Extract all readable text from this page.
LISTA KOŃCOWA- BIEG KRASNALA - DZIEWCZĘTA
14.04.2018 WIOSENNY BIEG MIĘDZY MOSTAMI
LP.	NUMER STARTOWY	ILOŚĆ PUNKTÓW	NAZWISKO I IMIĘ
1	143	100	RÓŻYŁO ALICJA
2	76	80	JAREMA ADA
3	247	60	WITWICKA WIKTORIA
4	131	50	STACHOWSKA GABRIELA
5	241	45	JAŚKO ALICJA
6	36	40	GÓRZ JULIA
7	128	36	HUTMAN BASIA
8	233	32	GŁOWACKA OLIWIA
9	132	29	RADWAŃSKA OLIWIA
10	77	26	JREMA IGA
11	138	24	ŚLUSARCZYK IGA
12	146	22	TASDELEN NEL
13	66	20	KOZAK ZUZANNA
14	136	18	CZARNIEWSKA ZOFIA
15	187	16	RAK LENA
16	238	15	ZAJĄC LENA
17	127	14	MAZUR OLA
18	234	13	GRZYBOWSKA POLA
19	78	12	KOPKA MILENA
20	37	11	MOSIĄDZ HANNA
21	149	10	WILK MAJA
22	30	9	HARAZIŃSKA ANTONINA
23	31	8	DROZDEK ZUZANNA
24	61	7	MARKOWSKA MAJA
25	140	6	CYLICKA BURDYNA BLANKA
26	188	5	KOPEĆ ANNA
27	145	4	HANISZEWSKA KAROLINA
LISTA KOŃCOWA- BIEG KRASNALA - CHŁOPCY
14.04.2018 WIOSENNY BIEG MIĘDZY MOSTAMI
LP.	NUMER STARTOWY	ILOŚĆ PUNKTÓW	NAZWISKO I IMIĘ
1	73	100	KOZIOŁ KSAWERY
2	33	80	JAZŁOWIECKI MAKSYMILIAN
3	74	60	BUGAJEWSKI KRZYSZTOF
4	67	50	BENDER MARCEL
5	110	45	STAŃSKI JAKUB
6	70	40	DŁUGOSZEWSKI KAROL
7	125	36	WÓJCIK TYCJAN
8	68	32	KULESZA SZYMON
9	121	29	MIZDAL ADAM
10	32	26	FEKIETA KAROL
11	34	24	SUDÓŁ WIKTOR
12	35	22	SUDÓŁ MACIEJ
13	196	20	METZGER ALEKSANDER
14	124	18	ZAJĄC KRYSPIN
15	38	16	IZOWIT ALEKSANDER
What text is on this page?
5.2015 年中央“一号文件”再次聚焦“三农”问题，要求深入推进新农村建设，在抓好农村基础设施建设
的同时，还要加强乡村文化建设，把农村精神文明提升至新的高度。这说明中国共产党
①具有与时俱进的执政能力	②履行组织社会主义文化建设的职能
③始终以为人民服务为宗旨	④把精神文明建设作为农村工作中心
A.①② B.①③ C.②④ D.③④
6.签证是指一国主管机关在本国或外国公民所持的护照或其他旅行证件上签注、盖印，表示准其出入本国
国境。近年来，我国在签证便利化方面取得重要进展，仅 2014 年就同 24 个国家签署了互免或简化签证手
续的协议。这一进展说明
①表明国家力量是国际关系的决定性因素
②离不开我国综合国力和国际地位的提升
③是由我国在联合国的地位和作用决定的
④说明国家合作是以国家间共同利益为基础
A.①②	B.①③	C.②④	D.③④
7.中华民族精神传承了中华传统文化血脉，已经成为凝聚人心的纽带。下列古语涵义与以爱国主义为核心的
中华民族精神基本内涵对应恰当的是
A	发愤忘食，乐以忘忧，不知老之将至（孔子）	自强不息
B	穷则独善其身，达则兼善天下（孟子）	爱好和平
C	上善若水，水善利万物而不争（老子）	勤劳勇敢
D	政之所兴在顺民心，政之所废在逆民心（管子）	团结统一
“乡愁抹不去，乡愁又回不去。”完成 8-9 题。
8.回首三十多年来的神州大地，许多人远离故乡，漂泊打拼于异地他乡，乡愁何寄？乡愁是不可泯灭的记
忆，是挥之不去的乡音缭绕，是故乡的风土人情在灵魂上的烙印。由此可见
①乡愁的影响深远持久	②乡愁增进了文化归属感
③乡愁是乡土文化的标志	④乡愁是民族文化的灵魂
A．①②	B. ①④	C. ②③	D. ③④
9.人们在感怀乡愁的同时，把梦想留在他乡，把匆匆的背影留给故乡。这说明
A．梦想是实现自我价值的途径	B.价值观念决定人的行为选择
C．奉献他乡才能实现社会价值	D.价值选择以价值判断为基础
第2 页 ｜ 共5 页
——
• DO THIS: Extract the entries above verbatim.

• RIGHT ANSWER:
Extract all readable text from this page.
LISTA KOŃCOWA- BIEG KRASNALA - DZIEWCZĘTA
14.04.2018 WIOSENNY BIEG MIĘDZY MOSTAMI
LP.	NUMER STARTOWY	ILOŚĆ PUNKTÓW	NAZWISKO I IMIĘ
1	143	100	RÓŻYŁO ALICJA
2	76	80	JAREMA ADA
3	247	60	WITWICKA WIKTORIA
4	131	50	STACHOWSKA GABRIELA
5	241	45	JAŚKO ALICJA
6	36	40	GÓRZ JULIA
7	128	36	HUTMAN BASIA
8	233	32	GŁOWACKA OLIWIA
9	132	29	RADWAŃSKA OLIWIA
10	77	26	JREMA IGA
11	138	24	ŚLUSARCZYK IGA
12	146	22	TASDELEN NEL
13	66	20	KOZAK ZUZANNA
14	136	18	CZARNIEWSKA ZOFIA
15	187	16	RAK LENA
16	238	15	ZAJĄC LENA
17	127	14	MAZUR OLA
18	234	13	GRZYBOWSKA POLA
19	78	12	KOPKA MILENA
20	37	11	MOSIĄDZ HANNA
21	149	10	WILK MAJA
22	30	9	HARAZIŃSKA ANTONINA
23	31	8	DROZDEK ZUZANNA
24	61	7	MARKOWSKA MAJA
25	140	6	CYLICKA BURDYNA BLANKA
26	188	5	KOPEĆ ANNA
27	145	4	HANISZEWSKA KAROLINA
LISTA KOŃCOWA- BIEG KRASNALA - CHŁOPCY
14.04.2018 WIOSENNY BIEG MIĘDZY MOSTAMI
LP.	NUMER STARTOWY	ILOŚĆ PUNKTÓW	NAZWISKO I IMIĘ
1	73	100	KOZIOŁ KSAWERY
2	33	80	JAZŁOWIECKI MAKSYMILIAN
3	74	60	BUGAJEWSKI KRZYSZTOF
4	67	50	BENDER MARCEL
5	110	45	STAŃSKI JAKUB
6	70	40	DŁUGOSZEWSKI KAROL
7	125	36	WÓJCIK TYCJAN
8	68	32	KULESZA SZYMON
9	121	29	MIZDAL ADAM
10	32	26	FEKIETA KAROL
11	34	24	SUDÓŁ WIKTOR
12	35	22	SUDÓŁ MACIEJ
13	196	20	METZGER ALEKSANDER
14	124	18	ZAJĄC KRYSPIN
15	38	16	IZOWIT ALEKSANDER
What text is on this page?
5.2015 年中央“一号文件”再次聚焦“三农”问题，要求深入推进新农村建设，在抓好农村基础设施建设
的同时，还要加强乡村文化建设，把农村精神文明提升至新的高度。这说明中国共产党
①具有与时俱进的执政能力	②履行组织社会主义文化建设的职能
③始终以为人民服务为宗旨	④把精神文明建设作为农村工作中心
A.①② B.①③ C.②④ D.③④
6.签证是指一国主管机关在本国或外国公民所持的护照或其他旅行证件上签注、盖印，表示准其出入本国
国境。近年来，我国在签证便利化方面取得重要进展，仅 2014 年就同 24 个国家签署了互免或简化签证手
续的协议。这一进展说明
①表明国家力量是国际关系的决定性因素
②离不开我国综合国力和国际地位的提升
③是由我国在联合国的地位和作用决定的
④说明国家合作是以国家间共同利益为基础
A.①②	B.①③	C.②④	D.③④
7.中华民族精神传承了中华传统文化血脉，已经成为凝聚人心的纽带。下列古语涵义与以爱国主义为核心的
中华民族精神基本内涵对应恰当的是
A	发愤忘食，乐以忘忧，不知老之将至（孔子）	自强不息
B	穷则独善其身，达则兼善天下（孟子）	爱好和平
C	上善若水，水善利万物而不争（老子）	勤劳勇敢
D	政之所兴在顺民心，政之所废在逆民心（管子）	团结统一
“乡愁抹不去，乡愁又回不去。”完成 8-9 题。
8.回首三十多年来的神州大地，许多人远离故乡，漂泊打拼于异地他乡，乡愁何寄？乡愁是不可泯灭的记
忆，是挥之不去的乡音缭绕，是故乡的风土人情在灵魂上的烙印。由此可见
①乡愁的影响深远持久	②乡愁增进了文化归属感
③乡愁是乡土文化的标志	④乡愁是民族文化的灵魂
A．①②	B. ①④	C. ②③	D. ③④
9.人们在感怀乡愁的同时，把梦想留在他乡，把匆匆的背影留给故乡。这说明
A．梦想是实现自我价值的途径	B.价值观念决定人的行为选择
C．奉献他乡才能实现社会价值	D.价值选择以价值判断为基础
第2 页 ｜ 共5 页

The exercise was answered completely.